[What this task involves] Read the records below. Copy each line where the string "color" occurs.

[Supplied data]

....

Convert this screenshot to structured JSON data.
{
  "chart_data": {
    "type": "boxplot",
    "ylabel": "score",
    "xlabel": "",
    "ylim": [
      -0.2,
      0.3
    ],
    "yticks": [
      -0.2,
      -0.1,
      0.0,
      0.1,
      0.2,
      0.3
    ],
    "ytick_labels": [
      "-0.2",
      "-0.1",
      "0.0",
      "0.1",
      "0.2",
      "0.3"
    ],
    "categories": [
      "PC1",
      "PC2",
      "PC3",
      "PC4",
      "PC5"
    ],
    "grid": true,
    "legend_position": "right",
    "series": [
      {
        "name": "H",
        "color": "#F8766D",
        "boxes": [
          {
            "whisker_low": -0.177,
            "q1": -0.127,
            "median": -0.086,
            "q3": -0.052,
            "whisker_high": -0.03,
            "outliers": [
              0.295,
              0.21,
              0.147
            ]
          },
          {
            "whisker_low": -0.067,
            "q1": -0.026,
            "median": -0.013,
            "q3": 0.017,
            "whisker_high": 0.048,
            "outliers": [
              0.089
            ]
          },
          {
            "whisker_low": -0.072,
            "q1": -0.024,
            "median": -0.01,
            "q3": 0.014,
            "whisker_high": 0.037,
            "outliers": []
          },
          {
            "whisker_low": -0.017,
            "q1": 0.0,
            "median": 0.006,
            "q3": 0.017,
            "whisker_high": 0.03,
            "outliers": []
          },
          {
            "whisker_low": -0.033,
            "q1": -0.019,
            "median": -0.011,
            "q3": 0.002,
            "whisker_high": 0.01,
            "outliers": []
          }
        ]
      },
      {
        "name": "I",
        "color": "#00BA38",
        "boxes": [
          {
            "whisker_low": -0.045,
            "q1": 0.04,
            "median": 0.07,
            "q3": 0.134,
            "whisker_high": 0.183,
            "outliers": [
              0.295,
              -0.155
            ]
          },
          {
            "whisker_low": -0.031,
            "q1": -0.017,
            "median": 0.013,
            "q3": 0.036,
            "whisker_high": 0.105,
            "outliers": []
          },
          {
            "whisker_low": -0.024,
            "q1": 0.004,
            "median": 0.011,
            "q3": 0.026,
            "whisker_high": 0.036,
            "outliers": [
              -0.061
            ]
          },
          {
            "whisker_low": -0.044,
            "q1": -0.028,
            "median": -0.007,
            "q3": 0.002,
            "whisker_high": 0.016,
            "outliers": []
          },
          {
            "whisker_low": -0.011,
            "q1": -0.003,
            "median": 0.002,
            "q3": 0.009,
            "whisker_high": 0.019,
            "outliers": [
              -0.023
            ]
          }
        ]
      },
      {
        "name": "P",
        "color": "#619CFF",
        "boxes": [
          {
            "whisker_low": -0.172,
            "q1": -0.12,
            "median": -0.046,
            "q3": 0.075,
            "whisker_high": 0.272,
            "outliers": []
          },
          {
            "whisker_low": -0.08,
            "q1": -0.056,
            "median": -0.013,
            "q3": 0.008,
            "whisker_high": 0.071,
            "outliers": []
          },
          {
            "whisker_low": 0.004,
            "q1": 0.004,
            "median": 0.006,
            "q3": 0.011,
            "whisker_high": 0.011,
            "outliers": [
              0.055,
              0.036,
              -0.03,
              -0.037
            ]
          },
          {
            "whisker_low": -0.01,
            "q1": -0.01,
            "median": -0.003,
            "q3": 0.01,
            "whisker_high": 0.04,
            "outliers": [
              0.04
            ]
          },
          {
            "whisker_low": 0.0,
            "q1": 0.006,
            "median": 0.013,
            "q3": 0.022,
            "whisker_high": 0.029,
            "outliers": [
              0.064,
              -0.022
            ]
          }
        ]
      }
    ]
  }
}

....

[The result]
        "color": "#F8766D",
        "color": "#00BA38",
        "color": "#619CFF",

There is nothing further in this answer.